___ DATA RECORDS ___

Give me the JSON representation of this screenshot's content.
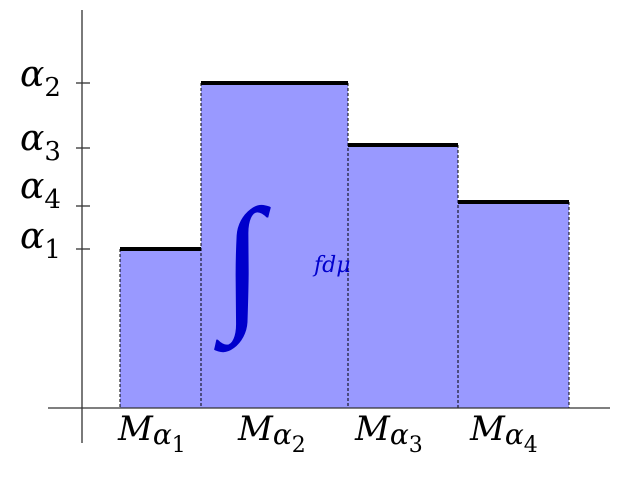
{
  "y_labels": [
    {
      "symbol": "α",
      "index": "2"
    },
    {
      "symbol": "α",
      "index": "3"
    },
    {
      "symbol": "α",
      "index": "4"
    },
    {
      "symbol": "α",
      "index": "1"
    }
  ],
  "x_labels": [
    {
      "symbol": "M",
      "sub": "α",
      "index": "1"
    },
    {
      "symbol": "M",
      "sub": "α",
      "index": "2"
    },
    {
      "symbol": "M",
      "sub": "α",
      "index": "3"
    },
    {
      "symbol": "M",
      "sub": "α",
      "index": "4"
    }
  ],
  "integral": {
    "sign": "∫",
    "integrand": "fdμ"
  }
}
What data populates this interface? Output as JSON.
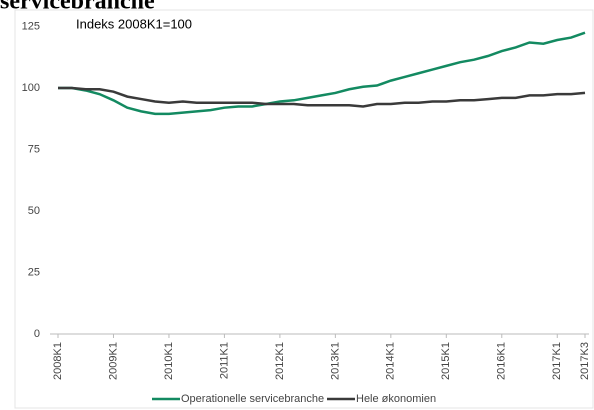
{
  "chart_data": {
    "type": "line",
    "title": "servicebranche",
    "annotation": "Indeks 2008K1=100",
    "categories": [
      "2008K1",
      null,
      null,
      null,
      "2009K1",
      null,
      null,
      null,
      "2010K1",
      null,
      null,
      null,
      "2011K1",
      null,
      null,
      null,
      "2012K1",
      null,
      null,
      null,
      "2013K1",
      null,
      null,
      null,
      "2014K1",
      null,
      null,
      null,
      "2015K1",
      null,
      null,
      null,
      "2016K1",
      null,
      null,
      null,
      "2017K1",
      null,
      "2017K3"
    ],
    "series": [
      {
        "name": "Operationelle servicebranche",
        "color": "#138a61",
        "values": [
          100,
          100,
          99,
          97.5,
          95,
          92,
          90.5,
          89.5,
          89.5,
          90,
          90.5,
          91,
          92,
          92.5,
          92.5,
          93.5,
          94.5,
          95,
          96,
          97,
          98,
          99.5,
          100.5,
          101,
          103,
          104.5,
          106,
          107.5,
          109,
          110.5,
          111.5,
          113,
          115,
          116.5,
          118.5,
          118,
          119.5,
          120.5,
          122.5
        ]
      },
      {
        "name": "Hele økonomien",
        "color": "#3a3a3a",
        "values": [
          100,
          100,
          99.5,
          99.5,
          98.5,
          96.5,
          95.5,
          94.5,
          94,
          94.5,
          94,
          94,
          94,
          94,
          94,
          93.5,
          93.5,
          93.5,
          93,
          93,
          93,
          93,
          92.5,
          93.5,
          93.5,
          94,
          94,
          94.5,
          94.5,
          95,
          95,
          95.5,
          96,
          96,
          97,
          97,
          97.5,
          97.5,
          98
        ]
      }
    ],
    "ylim": [
      0,
      125
    ],
    "yticks": [
      0,
      25,
      50,
      75,
      100,
      125
    ],
    "grid": false,
    "legend": "bottom"
  }
}
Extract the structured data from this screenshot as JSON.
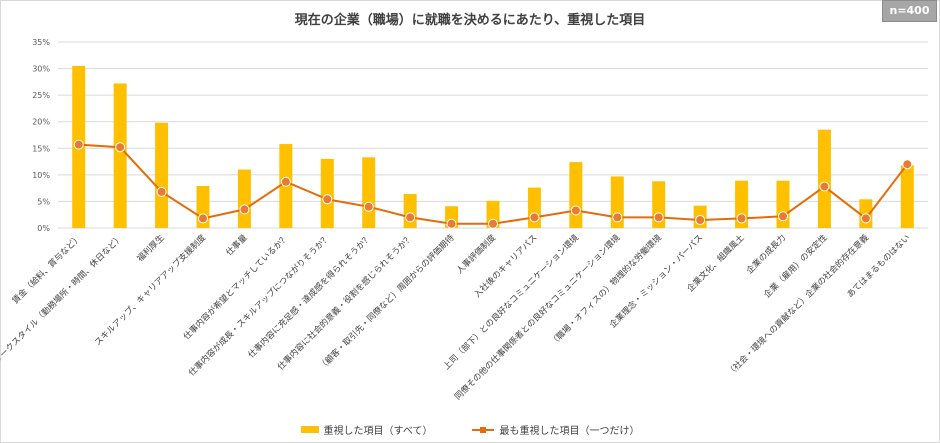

___

→ WORK TO DO
Select every line of the records holding the string "JSON".

→ RESULT
Give me the JSON representation of this screenshot's content.
What data populates this interface? Output as JSON.
Extract the structured data from this screenshot as JSON.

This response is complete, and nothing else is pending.